# What is being asked:
Extract every record, keeping each one exactly as it is.

# Material to process:
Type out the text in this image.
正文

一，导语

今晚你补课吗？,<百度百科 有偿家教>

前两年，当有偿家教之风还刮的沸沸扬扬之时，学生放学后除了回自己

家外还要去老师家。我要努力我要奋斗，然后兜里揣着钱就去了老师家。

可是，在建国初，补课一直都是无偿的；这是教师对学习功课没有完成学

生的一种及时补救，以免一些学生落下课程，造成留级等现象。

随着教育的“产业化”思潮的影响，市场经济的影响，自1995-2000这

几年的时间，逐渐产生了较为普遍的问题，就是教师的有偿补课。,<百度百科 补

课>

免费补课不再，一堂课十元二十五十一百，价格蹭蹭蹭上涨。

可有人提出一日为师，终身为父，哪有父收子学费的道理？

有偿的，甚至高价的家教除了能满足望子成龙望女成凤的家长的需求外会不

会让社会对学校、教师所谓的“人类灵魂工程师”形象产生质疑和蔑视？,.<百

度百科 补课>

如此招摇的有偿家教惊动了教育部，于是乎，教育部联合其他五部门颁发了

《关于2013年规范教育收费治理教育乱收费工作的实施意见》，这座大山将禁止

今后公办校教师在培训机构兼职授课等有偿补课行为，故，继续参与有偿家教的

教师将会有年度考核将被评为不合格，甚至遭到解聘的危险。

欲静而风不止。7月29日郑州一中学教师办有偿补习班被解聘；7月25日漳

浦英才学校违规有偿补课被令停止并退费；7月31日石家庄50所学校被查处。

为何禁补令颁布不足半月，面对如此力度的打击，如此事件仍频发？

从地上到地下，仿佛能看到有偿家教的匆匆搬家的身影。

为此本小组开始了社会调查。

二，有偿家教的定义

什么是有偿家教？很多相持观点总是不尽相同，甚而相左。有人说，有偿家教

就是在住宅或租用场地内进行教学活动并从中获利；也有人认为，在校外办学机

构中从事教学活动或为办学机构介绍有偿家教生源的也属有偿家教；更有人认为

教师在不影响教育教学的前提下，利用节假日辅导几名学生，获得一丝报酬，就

# Solution below:
Type out the text in this image.
正文

一，导语

今晚你补课吗？,<百度百科 有偿家教>

前两年，当有偿家教之风还刮的沸沸扬扬之时，学生放学后除了回自己

家外还要去老师家。我要努力我要奋斗，然后兜里揣着钱就去了老师家。

可是，在建国初，补课一直都是无偿的；这是教师对学习功课没有完成学

生的一种及时补救，以免一些学生落下课程，造成留级等现象。

随着教育的“产业化”思潮的影响，市场经济的影响，自1995-2000这

几年的时间，逐渐产生了较为普遍的问题，就是教师的有偿补课。,<百度百科 补

课>

免费补课不再，一堂课十元二十五十一百，价格蹭蹭蹭上涨。

可有人提出一日为师，终身为父，哪有父收子学费的道理？

有偿的，甚至高价的家教除了能满足望子成龙望女成凤的家长的需求外会不

会让社会对学校、教师所谓的“人类灵魂工程师”形象产生质疑和蔑视？,.<百

度百科 补课>

如此招摇的有偿家教惊动了教育部，于是乎，教育部联合其他五部门颁发了

《关于2013年规范教育收费治理教育乱收费工作的实施意见》，这座大山将禁止

今后公办校教师在培训机构兼职授课等有偿补课行为，故，继续参与有偿家教的

教师将会有年度考核将被评为不合格，甚至遭到解聘的危险。

欲静而风不止。7月29日郑州一中学教师办有偿补习班被解聘；7月25日漳

浦英才学校违规有偿补课被令停止并退费；7月31日石家庄50所学校被查处。

为何禁补令颁布不足半月，面对如此力度的打击，如此事件仍频发？

从地上到地下，仿佛能看到有偿家教的匆匆搬家的身影。

为此本小组开始了社会调查。

二，有偿家教的定义

什么是有偿家教？很多相持观点总是不尽相同，甚而相左。有人说，有偿家教

就是在住宅或租用场地内进行教学活动并从中获利；也有人认为，在校外办学机

构中从事教学活动或为办学机构介绍有偿家教生源的也属有偿家教；更有人认为

教师在不影响教育教学的前提下，利用节假日辅导几名学生，获得一丝报酬，就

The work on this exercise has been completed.